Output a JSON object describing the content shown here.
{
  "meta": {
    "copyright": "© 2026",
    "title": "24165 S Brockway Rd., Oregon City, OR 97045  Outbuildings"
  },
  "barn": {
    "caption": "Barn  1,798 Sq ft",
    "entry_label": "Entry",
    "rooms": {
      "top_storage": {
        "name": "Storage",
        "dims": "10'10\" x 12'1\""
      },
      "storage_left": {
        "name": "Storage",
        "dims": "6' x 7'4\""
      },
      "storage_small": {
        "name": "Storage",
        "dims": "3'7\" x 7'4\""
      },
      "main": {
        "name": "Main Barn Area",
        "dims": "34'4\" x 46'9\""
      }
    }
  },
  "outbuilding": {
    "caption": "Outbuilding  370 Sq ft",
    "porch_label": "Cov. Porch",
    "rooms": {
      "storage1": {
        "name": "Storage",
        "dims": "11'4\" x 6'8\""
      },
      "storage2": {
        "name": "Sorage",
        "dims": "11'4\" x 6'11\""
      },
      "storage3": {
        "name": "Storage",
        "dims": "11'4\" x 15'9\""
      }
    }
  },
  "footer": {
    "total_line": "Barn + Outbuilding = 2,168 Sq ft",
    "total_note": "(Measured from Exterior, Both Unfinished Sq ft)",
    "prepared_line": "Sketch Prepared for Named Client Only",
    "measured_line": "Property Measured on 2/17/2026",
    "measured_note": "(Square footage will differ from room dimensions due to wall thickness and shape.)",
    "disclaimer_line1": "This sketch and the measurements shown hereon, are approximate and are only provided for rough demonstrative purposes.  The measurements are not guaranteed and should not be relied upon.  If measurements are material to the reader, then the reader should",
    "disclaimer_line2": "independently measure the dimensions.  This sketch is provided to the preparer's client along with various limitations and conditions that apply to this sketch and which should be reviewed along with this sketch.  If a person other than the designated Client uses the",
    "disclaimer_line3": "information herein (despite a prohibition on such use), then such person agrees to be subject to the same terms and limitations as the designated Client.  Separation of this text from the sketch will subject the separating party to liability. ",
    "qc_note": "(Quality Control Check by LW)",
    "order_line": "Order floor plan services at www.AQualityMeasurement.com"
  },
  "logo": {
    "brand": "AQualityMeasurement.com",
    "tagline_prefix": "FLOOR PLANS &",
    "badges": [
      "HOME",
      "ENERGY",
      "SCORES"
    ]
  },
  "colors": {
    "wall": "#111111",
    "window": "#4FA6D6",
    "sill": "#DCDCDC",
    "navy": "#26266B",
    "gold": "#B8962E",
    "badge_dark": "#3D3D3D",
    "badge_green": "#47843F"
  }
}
________________________________________
▸ What this task involves: Copy out each record, keeping every word as it is.

▸ Task output:
Output a JSON object describing the content shown here.
{
  "meta": {
    "copyright": "© 2026",
    "title": "24165 S Brockway Rd., Oregon City, OR 97045  Outbuildings"
  },
  "barn": {
    "caption": "Barn  1,798 Sq ft",
    "entry_label": "Entry",
    "rooms": {
      "top_storage": {
        "name": "Storage",
        "dims": "10'10\" x 12'1\""
      },
      "storage_left": {
        "name": "Storage",
        "dims": "6' x 7'4\""
      },
      "storage_small": {
        "name": "Storage",
        "dims": "3'7\" x 7'4\""
      },
      "main": {
        "name": "Main Barn Area",
        "dims": "34'4\" x 46'9\""
      }
    }
  },
  "outbuilding": {
    "caption": "Outbuilding  370 Sq ft",
    "porch_label": "Cov. Porch",
    "rooms": {
      "storage1": {
        "name": "Storage",
        "dims": "11'4\" x 6'8\""
      },
      "storage2": {
        "name": "Sorage",
        "dims": "11'4\" x 6'11\""
      },
      "storage3": {
        "name": "Storage",
        "dims": "11'4\" x 15'9\""
      }
    }
  },
  "footer": {
    "total_line": "Barn + Outbuilding = 2,168 Sq ft",
    "total_note": "(Measured from Exterior, Both Unfinished Sq ft)",
    "prepared_line": "Sketch Prepared for Named Client Only",
    "measured_line": "Property Measured on 2/17/2026",
    "measured_note": "(Square footage will differ from room dimensions due to wall thickness and shape.)",
    "disclaimer_line1": "This sketch and the measurements shown hereon, are approximate and are only provided for rough demonstrative purposes.  The measurements are not guaranteed and should not be relied upon.  If measurements are material to the reader, then the reader should",
    "disclaimer_line2": "independently measure the dimensions.  This sketch is provided to the preparer's client along with various limitations and conditions that apply to this sketch and which should be reviewed along with this sketch.  If a person other than the designated Client uses the",
    "disclaimer_line3": "information herein (despite a prohibition on such use), then such person agrees to be subject to the same terms and limitations as the designated Client.  Separation of this text from the sketch will subject the separating party to liability. ",
    "qc_note": "(Quality Control Check by LW)",
    "order_line": "Order floor plan services at www.AQualityMeasurement.com"
  },
  "logo": {
    "brand": "AQualityMeasurement.com",
    "tagline_prefix": "FLOOR PLANS &",
    "badges": [
      "HOME",
      "ENERGY",
      "SCORES"
    ]
  },
  "colors": {
    "wall": "#111111",
    "window": "#4FA6D6",
    "sill": "#DCDCDC",
    "navy": "#26266B",
    "gold": "#B8962E",
    "badge_dark": "#3D3D3D",
    "badge_green": "#47843F"
  }
}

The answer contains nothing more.